■ WRITTEN EXERCISE:
Word for word, give the material below again, minus any images.
— start of INFORMATION GIVEN —
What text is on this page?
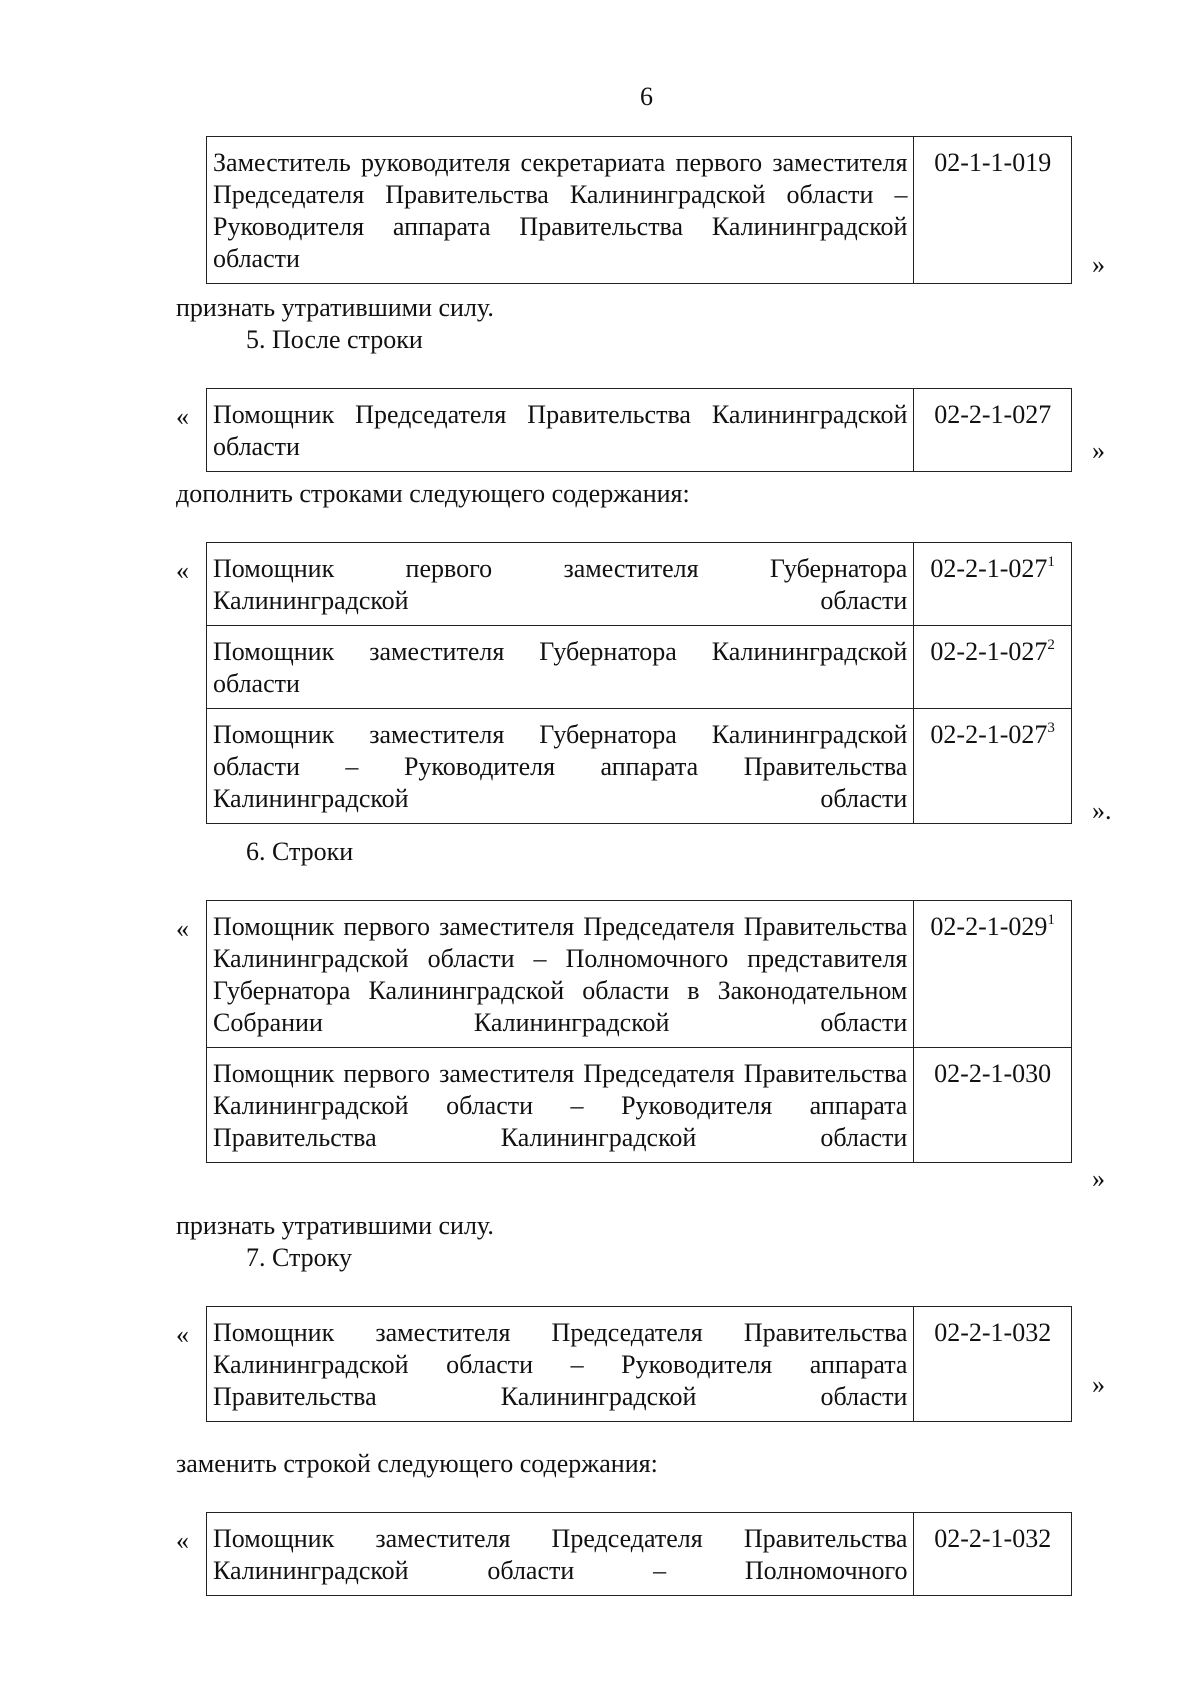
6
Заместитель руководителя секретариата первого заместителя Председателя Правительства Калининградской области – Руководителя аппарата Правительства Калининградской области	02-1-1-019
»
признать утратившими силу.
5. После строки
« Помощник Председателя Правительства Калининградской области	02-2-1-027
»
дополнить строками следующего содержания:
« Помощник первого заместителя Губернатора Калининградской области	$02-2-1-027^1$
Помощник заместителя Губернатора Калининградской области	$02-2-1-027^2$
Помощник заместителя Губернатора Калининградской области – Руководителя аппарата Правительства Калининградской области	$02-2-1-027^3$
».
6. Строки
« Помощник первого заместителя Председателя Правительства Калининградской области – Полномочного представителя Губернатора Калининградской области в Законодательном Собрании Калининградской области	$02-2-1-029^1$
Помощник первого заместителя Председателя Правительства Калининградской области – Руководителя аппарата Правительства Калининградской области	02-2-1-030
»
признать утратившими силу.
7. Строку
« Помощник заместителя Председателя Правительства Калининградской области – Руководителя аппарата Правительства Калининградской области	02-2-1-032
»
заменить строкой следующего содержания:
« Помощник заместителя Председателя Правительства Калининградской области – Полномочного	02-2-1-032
— end of INFORMATION GIVEN —
■ CORRECT ANSWER:
What text is on this page?
6
Заместитель руководителя секретариата первого заместителя Председателя Правительства Калининградской области – Руководителя аппарата Правительства Калининградской области	02-1-1-019
»
признать утратившими силу.
5. После строки
« Помощник Председателя Правительства Калининградской области	02-2-1-027
»
дополнить строками следующего содержания:
« Помощник первого заместителя Губернатора Калининградской области	$02-2-1-027^1$
Помощник заместителя Губернатора Калининградской области	$02-2-1-027^2$
Помощник заместителя Губернатора Калининградской области – Руководителя аппарата Правительства Калининградской области	$02-2-1-027^3$
».
6. Строки
« Помощник первого заместителя Председателя Правительства Калининградской области – Полномочного представителя Губернатора Калининградской области в Законодательном Собрании Калининградской области	$02-2-1-029^1$
Помощник первого заместителя Председателя Правительства Калининградской области – Руководителя аппарата Правительства Калининградской области	02-2-1-030
»
признать утратившими силу.
7. Строку
« Помощник заместителя Председателя Правительства Калининградской области – Руководителя аппарата Правительства Калининградской области	02-2-1-032
»
заменить строкой следующего содержания:
« Помощник заместителя Председателя Правительства Калининградской области – Полномочного	02-2-1-032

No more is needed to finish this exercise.